→ **Description of the task**
Copy the data exactly; pictures stay out of the copy.
─── Exercise data ───
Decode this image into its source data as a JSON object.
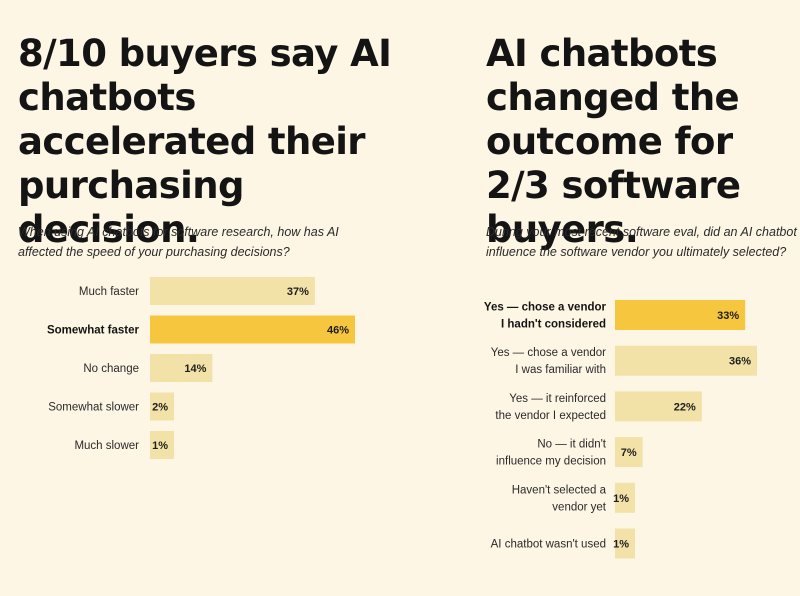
{
  "colors": {
    "background": "#fdf6e5",
    "bar": "#f2e2a8",
    "bar_highlight": "#f6c63e",
    "text": "#141414"
  },
  "left": {
    "headline": "8/10 buyers say AI chatbots accelerated their purchasing decision.",
    "question": "When using AI chatbots for software research, how has AI affected the speed of your purchasing decisions?"
  },
  "right": {
    "headline": "AI chatbots changed the outcome for 2/3 software buyers.",
    "question": "During your most recent software eval, did an AI chatbot influence the software vendor you ultimately selected?"
  },
  "chart_data": [
    {
      "type": "bar",
      "orientation": "horizontal",
      "title": "8/10 buyers say AI chatbots accelerated their purchasing decision.",
      "subtitle": "When using AI chatbots for software research, how has AI affected the speed of your purchasing decisions?",
      "categories": [
        "Much faster",
        "Somewhat faster",
        "No change",
        "Somewhat slower",
        "Much slower"
      ],
      "values": [
        37,
        46,
        14,
        2,
        1
      ],
      "value_labels": [
        "37%",
        "46%",
        "14%",
        "2%",
        "1%"
      ],
      "highlight": "Somewhat faster",
      "xlim": [
        0,
        46
      ],
      "unit": "%"
    },
    {
      "type": "bar",
      "orientation": "horizontal",
      "title": "AI chatbots changed the outcome for 2/3 software buyers.",
      "subtitle": "During your most recent software eval, did an AI chatbot influence the software vendor you ultimately selected?",
      "categories": [
        [
          "Yes — chose a vendor",
          "I hadn't considered"
        ],
        [
          "Yes — chose a vendor",
          "I was familiar with"
        ],
        [
          "Yes — it reinforced",
          "the vendor I expected"
        ],
        [
          "No — it didn't",
          "influence my decision"
        ],
        [
          "Haven't selected a",
          "vendor yet"
        ],
        [
          "AI chatbot wasn't used"
        ]
      ],
      "values": [
        33,
        36,
        22,
        7,
        1,
        1
      ],
      "value_labels": [
        "33%",
        "36%",
        "22%",
        "7%",
        "1%",
        "1%"
      ],
      "highlight_index": 0,
      "xlim": [
        0,
        36
      ],
      "unit": "%"
    }
  ]
}
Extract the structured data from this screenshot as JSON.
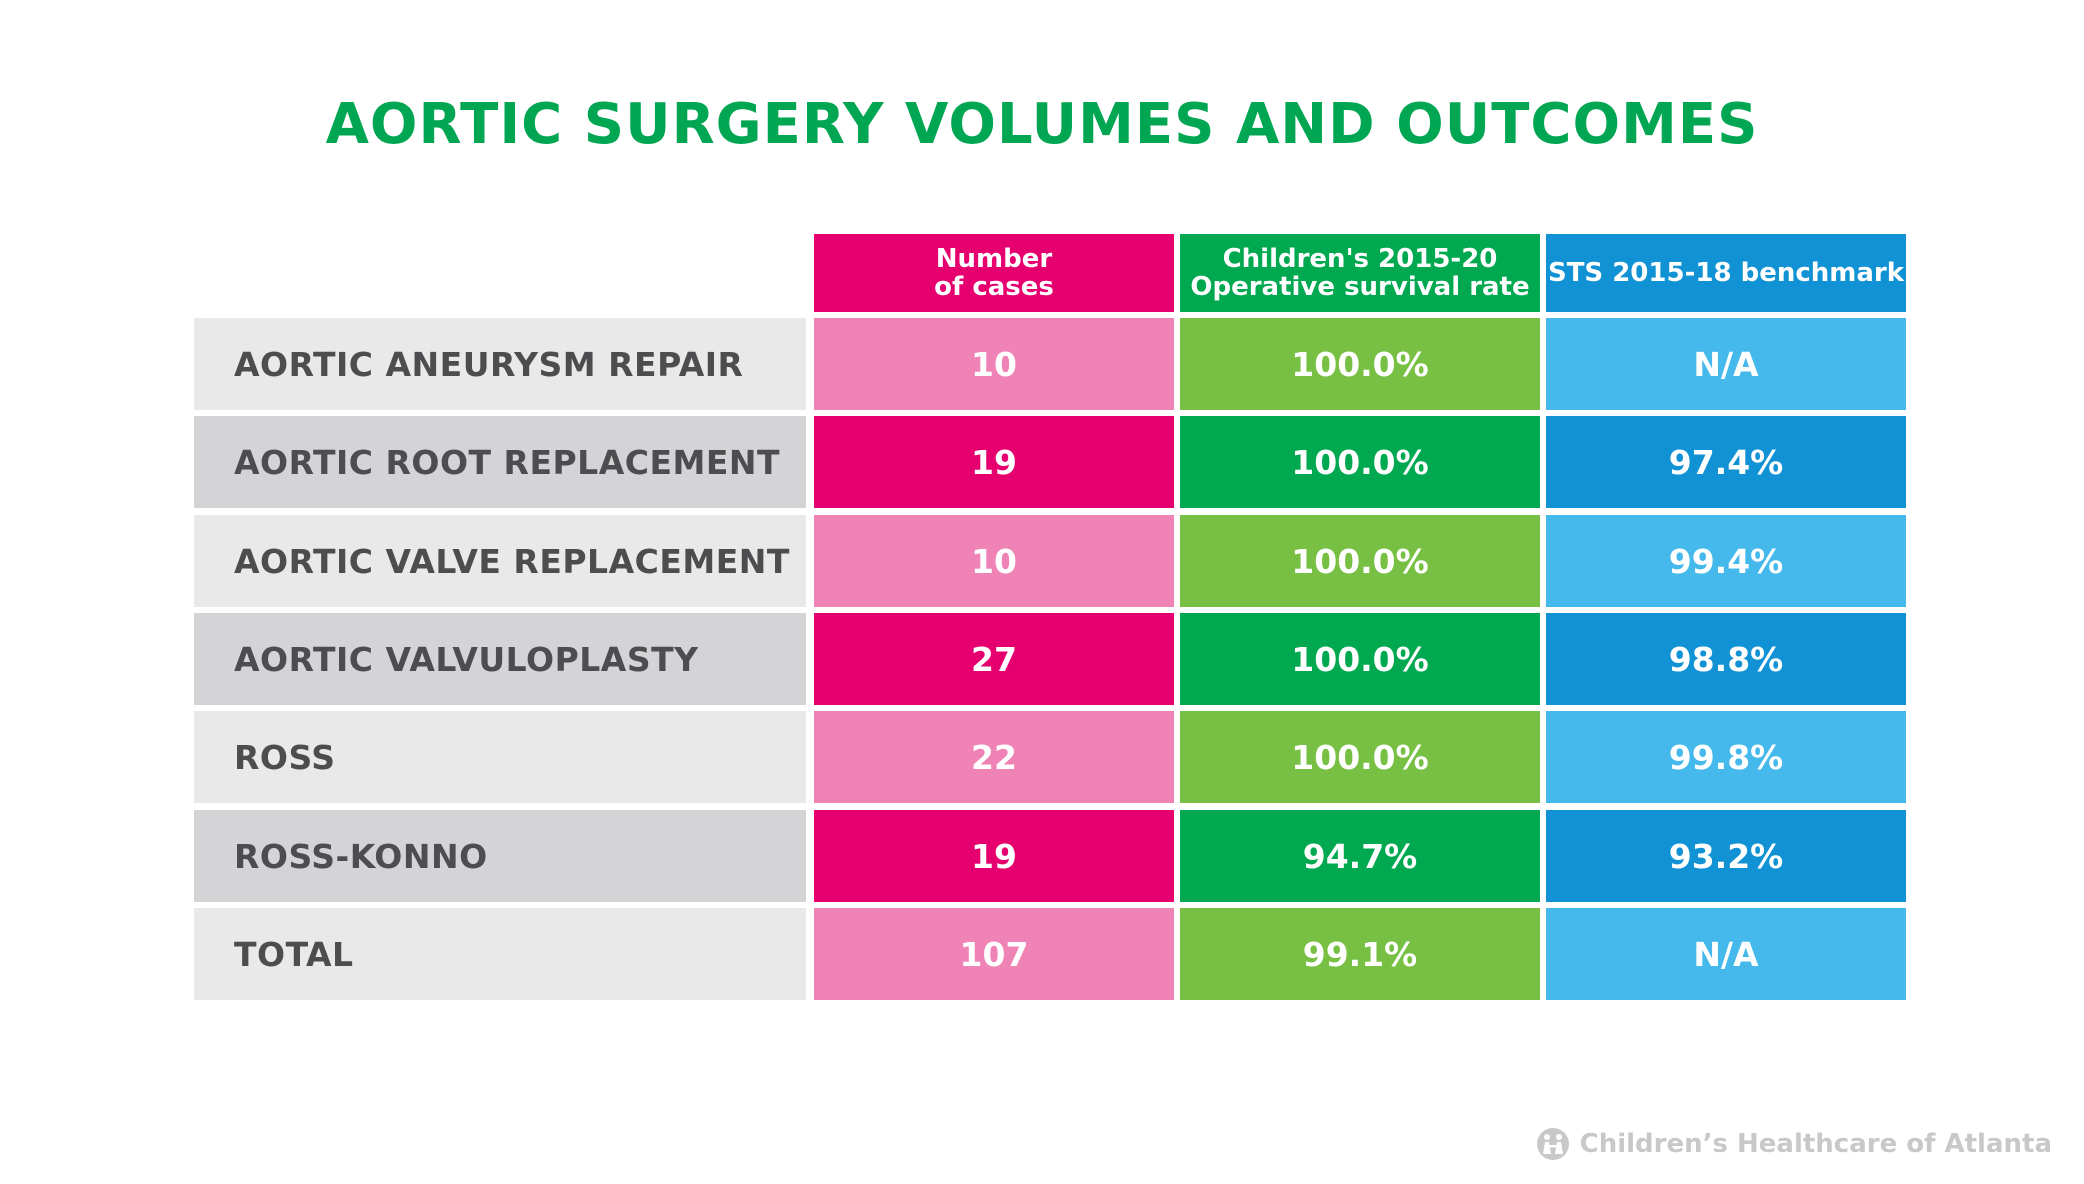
{
  "chart_data": {
    "type": "table",
    "title": "AORTIC SURGERY VOLUMES AND OUTCOMES",
    "columns": [
      {
        "header": "Number\nof cases",
        "color": "#e6006f",
        "light": "#ef83b5"
      },
      {
        "header": "Children's 2015-20\nOperative survival rate",
        "color": "#00a84f",
        "light": "#77c043"
      },
      {
        "header": "STS 2015-18 benchmark",
        "color": "#1092d4",
        "light": "#45b9ec"
      }
    ],
    "rows": [
      {
        "label": "AORTIC ANEURYSM REPAIR",
        "values": [
          "10",
          "100.0%",
          "N/A"
        ]
      },
      {
        "label": "AORTIC ROOT REPLACEMENT",
        "values": [
          "19",
          "100.0%",
          "97.4%"
        ]
      },
      {
        "label": "AORTIC VALVE REPLACEMENT",
        "values": [
          "10",
          "100.0%",
          "99.4%"
        ]
      },
      {
        "label": "AORTIC VALVULOPLASTY",
        "values": [
          "27",
          "100.0%",
          "98.8%"
        ]
      },
      {
        "label": "ROSS",
        "values": [
          "22",
          "100.0%",
          "99.8%"
        ]
      },
      {
        "label": "ROSS-KONNO",
        "values": [
          "19",
          "94.7%",
          "93.2%"
        ]
      },
      {
        "label": "TOTAL",
        "values": [
          "107",
          "99.1%",
          "N/A"
        ]
      }
    ],
    "label_colors": {
      "light": "#e9e9ea",
      "dark": "#d4d4d6"
    }
  },
  "footer": {
    "text": "Children’s Healthcare of Atlanta",
    "logo_icon": "childrens-healthcare-logo-icon"
  }
}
───
→ **Exercise solution**
Decode this image into its source data as a JSON object.
{
  "colors": {
    "background": "#fdf6e5",
    "bar": "#f2e2a8",
    "bar_highlight": "#f6c63e",
    "text": "#141414"
  },
  "left": {
    "headline": "8/10 buyers say AI chatbots accelerated their purchasing decision.",
    "question": "When using AI chatbots for software research, how has AI affected the speed of your purchasing decisions?"
  },
  "right": {
    "headline": "AI chatbots changed the outcome for 2/3 software buyers.",
    "question": "During your most recent software eval, did an AI chatbot influence the software vendor you ultimately selected?"
  },
  "chart_data": [
    {
      "type": "bar",
      "orientation": "horizontal",
      "title": "8/10 buyers say AI chatbots accelerated their purchasing decision.",
      "subtitle": "When using AI chatbots for software research, how has AI affected the speed of your purchasing decisions?",
      "categories": [
        "Much faster",
        "Somewhat faster",
        "No change",
        "Somewhat slower",
        "Much slower"
      ],
      "values": [
        37,
        46,
        14,
        2,
        1
      ],
      "value_labels": [
        "37%",
        "46%",
        "14%",
        "2%",
        "1%"
      ],
      "highlight": "Somewhat faster",
      "xlim": [
        0,
        46
      ],
      "unit": "%"
    },
    {
      "type": "bar",
      "orientation": "horizontal",
      "title": "AI chatbots changed the outcome for 2/3 software buyers.",
      "subtitle": "During your most recent software eval, did an AI chatbot influence the software vendor you ultimately selected?",
      "categories": [
        [
          "Yes — chose a vendor",
          "I hadn't considered"
        ],
        [
          "Yes — chose a vendor",
          "I was familiar with"
        ],
        [
          "Yes — it reinforced",
          "the vendor I expected"
        ],
        [
          "No — it didn't",
          "influence my decision"
        ],
        [
          "Haven't selected a",
          "vendor yet"
        ],
        [
          "AI chatbot wasn't used"
        ]
      ],
      "values": [
        33,
        36,
        22,
        7,
        1,
        1
      ],
      "value_labels": [
        "33%",
        "36%",
        "22%",
        "7%",
        "1%",
        "1%"
      ],
      "highlight_index": 0,
      "xlim": [
        0,
        36
      ],
      "unit": "%"
    }
  ]
}
Extract the structured data from this screenshot as JSON.
{
  "chart_data": {
    "type": "table",
    "title": "AORTIC SURGERY VOLUMES AND OUTCOMES",
    "columns": [
      {
        "header": "Number\nof cases",
        "color": "#e6006f",
        "light": "#ef83b5"
      },
      {
        "header": "Children's 2015-20\nOperative survival rate",
        "color": "#00a84f",
        "light": "#77c043"
      },
      {
        "header": "STS 2015-18 benchmark",
        "color": "#1092d4",
        "light": "#45b9ec"
      }
    ],
    "rows": [
      {
        "label": "AORTIC ANEURYSM REPAIR",
        "values": [
          "10",
          "100.0%",
          "N/A"
        ]
      },
      {
        "label": "AORTIC ROOT REPLACEMENT",
        "values": [
          "19",
          "100.0%",
          "97.4%"
        ]
      },
      {
        "label": "AORTIC VALVE REPLACEMENT",
        "values": [
          "10",
          "100.0%",
          "99.4%"
        ]
      },
      {
        "label": "AORTIC VALVULOPLASTY",
        "values": [
          "27",
          "100.0%",
          "98.8%"
        ]
      },
      {
        "label": "ROSS",
        "values": [
          "22",
          "100.0%",
          "99.8%"
        ]
      },
      {
        "label": "ROSS-KONNO",
        "values": [
          "19",
          "94.7%",
          "93.2%"
        ]
      },
      {
        "label": "TOTAL",
        "values": [
          "107",
          "99.1%",
          "N/A"
        ]
      }
    ],
    "label_colors": {
      "light": "#e9e9ea",
      "dark": "#d4d4d6"
    }
  },
  "footer": {
    "text": "Children’s Healthcare of Atlanta",
    "logo_icon": "childrens-healthcare-logo-icon"
  }
}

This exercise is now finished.